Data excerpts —
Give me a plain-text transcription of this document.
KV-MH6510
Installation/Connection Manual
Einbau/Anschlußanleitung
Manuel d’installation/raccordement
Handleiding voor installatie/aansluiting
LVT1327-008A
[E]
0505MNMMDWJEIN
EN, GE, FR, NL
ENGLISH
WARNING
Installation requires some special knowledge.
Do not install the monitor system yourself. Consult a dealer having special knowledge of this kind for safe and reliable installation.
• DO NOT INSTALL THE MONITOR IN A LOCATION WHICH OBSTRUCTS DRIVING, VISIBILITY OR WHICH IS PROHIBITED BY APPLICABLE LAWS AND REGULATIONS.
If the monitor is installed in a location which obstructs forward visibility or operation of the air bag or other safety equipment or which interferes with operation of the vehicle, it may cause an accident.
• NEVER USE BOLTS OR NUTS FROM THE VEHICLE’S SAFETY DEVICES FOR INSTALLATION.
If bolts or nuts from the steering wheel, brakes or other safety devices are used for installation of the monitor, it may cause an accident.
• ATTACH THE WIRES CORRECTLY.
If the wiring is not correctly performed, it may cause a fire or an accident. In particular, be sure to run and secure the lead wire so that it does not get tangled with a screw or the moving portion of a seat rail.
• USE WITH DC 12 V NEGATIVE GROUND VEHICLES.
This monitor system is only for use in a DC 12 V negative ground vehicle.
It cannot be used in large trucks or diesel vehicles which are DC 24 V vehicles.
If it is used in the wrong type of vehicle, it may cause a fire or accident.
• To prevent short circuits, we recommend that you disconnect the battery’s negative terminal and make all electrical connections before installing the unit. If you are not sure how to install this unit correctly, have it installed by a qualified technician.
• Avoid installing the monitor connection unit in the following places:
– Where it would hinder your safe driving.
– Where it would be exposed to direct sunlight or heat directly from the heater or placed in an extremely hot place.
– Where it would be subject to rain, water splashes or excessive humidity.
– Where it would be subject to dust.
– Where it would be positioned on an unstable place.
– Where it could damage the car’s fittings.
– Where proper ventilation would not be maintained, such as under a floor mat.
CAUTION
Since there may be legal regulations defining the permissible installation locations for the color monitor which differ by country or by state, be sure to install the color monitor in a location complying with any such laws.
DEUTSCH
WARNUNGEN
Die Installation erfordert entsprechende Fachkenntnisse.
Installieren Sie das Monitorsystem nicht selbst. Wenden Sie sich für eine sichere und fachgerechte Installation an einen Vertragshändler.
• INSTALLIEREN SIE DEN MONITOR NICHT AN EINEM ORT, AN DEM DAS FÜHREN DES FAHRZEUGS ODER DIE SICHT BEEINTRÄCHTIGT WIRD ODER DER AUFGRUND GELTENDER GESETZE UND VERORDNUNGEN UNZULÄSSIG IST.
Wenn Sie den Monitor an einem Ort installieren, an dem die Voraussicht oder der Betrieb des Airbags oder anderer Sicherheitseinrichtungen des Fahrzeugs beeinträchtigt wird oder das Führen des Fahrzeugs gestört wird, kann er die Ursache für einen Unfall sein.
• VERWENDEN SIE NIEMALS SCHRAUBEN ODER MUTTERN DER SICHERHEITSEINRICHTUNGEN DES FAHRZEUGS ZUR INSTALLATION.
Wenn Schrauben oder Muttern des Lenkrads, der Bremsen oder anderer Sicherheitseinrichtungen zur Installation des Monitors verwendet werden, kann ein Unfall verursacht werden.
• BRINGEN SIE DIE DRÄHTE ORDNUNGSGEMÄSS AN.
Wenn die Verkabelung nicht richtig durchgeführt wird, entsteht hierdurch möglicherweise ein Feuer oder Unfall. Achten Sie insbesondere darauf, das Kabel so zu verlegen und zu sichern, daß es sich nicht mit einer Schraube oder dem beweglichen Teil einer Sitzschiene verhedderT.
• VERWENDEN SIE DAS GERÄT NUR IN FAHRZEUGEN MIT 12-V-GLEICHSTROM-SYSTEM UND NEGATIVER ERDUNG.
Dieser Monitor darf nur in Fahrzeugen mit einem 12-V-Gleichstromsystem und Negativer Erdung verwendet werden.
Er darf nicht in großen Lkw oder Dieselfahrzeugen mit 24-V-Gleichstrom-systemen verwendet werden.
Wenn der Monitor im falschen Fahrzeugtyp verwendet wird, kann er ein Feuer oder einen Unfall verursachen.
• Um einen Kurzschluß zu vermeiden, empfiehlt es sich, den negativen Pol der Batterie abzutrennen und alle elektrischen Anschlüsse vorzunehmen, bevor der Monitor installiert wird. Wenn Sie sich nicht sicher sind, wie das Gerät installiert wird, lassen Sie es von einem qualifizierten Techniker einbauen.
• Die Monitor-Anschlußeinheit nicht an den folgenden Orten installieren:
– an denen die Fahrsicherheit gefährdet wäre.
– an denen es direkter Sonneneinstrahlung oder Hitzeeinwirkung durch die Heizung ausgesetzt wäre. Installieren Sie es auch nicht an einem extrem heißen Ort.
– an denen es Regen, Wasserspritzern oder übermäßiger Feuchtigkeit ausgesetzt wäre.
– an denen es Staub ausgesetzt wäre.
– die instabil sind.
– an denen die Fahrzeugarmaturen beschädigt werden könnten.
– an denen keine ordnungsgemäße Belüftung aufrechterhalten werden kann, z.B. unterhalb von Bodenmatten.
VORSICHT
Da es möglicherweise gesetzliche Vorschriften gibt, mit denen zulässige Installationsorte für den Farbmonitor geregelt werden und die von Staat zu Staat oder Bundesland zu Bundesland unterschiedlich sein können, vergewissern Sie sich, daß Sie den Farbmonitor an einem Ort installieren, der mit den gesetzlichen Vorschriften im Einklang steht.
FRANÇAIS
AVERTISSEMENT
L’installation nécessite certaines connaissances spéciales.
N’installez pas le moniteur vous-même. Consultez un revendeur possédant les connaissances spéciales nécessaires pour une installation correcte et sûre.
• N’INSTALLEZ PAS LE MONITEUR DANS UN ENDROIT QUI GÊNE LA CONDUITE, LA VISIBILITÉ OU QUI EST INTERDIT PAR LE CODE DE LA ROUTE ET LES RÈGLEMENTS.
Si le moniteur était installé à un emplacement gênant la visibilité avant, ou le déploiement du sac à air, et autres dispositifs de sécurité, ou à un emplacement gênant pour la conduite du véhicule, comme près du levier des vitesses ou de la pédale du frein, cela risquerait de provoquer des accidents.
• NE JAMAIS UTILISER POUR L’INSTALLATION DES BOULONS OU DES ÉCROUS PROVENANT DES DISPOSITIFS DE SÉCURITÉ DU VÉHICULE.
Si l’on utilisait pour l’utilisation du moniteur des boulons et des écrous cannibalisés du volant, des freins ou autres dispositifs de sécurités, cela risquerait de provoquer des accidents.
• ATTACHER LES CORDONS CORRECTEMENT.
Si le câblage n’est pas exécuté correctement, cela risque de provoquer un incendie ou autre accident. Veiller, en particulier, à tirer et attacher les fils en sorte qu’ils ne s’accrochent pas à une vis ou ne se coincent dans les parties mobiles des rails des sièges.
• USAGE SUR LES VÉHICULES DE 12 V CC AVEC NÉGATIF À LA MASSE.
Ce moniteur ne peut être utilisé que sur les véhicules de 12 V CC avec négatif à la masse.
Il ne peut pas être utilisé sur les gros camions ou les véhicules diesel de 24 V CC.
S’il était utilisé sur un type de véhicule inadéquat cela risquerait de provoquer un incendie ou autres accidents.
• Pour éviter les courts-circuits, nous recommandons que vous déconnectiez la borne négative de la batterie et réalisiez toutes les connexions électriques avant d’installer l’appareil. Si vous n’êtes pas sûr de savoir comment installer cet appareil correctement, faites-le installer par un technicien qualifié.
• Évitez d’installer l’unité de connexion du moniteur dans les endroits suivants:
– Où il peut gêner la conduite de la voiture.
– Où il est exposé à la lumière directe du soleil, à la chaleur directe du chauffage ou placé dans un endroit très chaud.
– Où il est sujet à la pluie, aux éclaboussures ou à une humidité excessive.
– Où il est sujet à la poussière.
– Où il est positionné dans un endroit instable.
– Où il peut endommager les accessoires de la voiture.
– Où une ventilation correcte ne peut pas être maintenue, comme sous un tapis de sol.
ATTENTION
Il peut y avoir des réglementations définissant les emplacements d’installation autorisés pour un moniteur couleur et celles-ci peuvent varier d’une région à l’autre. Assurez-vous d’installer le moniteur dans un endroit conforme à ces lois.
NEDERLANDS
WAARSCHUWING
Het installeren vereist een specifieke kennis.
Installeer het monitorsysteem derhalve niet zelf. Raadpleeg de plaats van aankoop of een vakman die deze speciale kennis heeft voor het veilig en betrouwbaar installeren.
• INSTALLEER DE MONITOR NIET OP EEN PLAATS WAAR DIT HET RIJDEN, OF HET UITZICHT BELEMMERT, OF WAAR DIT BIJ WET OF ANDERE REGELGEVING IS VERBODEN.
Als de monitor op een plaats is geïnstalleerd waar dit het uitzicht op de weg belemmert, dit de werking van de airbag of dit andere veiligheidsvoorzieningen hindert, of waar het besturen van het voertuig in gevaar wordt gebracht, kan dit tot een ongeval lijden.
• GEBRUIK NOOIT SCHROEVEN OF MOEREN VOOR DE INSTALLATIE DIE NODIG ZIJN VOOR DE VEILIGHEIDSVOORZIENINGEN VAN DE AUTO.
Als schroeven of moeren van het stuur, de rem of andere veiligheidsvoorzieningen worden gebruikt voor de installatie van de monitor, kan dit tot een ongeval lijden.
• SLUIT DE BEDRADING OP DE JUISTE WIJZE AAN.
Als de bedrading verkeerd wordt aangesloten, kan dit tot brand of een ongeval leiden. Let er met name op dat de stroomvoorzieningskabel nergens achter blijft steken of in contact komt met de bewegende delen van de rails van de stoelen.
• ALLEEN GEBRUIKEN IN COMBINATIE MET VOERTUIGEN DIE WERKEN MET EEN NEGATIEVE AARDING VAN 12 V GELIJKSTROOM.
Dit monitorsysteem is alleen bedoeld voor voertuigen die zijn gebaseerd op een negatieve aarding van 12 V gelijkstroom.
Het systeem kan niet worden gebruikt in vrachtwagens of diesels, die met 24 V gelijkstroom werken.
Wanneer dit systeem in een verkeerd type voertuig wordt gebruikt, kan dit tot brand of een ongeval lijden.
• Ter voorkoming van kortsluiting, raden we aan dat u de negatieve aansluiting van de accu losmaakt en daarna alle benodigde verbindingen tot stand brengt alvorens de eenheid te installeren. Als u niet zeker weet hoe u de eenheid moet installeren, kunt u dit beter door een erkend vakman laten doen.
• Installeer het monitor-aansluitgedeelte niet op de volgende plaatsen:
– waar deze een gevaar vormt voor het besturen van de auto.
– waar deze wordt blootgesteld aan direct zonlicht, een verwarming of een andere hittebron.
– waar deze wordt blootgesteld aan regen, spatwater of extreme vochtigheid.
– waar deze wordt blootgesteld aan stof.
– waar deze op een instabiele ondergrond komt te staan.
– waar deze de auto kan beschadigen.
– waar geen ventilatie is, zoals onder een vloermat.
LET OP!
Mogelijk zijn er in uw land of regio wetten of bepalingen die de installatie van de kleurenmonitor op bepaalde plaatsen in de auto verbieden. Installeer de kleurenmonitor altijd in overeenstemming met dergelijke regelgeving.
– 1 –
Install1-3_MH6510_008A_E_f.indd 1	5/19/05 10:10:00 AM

Task brief —
Working from the entries above, return all lines that contain "connaissances".

Task result —
L’installation nécessite certaines connaissances spéciales.
N’installez pas le moniteur vous-même. Consultez un revendeur possédant les connaissances spéciales nécessaires pour une installation correcte et sûre.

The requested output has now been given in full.